Data excerpts
.....

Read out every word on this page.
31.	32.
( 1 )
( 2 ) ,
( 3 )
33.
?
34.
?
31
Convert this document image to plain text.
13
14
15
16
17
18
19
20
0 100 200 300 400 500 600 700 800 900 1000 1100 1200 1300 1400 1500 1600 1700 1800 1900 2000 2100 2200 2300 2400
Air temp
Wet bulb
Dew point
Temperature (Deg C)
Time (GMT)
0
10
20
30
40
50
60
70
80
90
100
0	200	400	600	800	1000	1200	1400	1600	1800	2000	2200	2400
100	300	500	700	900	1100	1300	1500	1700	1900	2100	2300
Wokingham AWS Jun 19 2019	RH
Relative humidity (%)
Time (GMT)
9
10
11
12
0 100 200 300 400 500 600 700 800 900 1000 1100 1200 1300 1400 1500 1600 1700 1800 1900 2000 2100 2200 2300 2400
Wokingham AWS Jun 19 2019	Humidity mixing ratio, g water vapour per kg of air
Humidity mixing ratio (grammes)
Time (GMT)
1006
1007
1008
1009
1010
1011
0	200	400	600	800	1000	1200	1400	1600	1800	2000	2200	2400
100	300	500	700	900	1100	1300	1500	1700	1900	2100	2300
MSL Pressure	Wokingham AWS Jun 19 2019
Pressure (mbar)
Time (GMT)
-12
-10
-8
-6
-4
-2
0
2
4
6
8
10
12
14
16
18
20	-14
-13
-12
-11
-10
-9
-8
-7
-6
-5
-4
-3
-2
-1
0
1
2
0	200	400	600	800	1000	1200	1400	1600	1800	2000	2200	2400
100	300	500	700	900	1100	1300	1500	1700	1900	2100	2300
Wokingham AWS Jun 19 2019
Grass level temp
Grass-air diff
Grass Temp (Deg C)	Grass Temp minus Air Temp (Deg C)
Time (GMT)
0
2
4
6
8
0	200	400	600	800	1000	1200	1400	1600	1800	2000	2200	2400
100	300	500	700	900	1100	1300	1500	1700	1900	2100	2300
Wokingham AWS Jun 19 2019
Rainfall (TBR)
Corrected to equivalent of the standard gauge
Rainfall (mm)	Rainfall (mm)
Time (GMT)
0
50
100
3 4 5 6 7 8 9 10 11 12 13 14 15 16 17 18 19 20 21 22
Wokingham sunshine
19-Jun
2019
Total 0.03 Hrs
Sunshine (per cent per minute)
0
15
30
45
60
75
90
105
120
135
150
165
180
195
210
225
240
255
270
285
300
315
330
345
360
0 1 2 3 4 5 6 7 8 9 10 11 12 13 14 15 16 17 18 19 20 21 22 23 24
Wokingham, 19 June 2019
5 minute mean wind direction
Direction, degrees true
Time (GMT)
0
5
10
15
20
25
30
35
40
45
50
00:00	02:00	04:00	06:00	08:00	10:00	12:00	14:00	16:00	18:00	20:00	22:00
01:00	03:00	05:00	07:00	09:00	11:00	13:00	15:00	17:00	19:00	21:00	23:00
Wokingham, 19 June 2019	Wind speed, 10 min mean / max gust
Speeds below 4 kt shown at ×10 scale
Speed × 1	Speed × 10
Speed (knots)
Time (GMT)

.....

### What the task asks
Go through the material line by line. Show each line that contains the string "Rainfall".

### The result
Rainfall (TBR)
Rainfall (mm)	Rainfall (mm)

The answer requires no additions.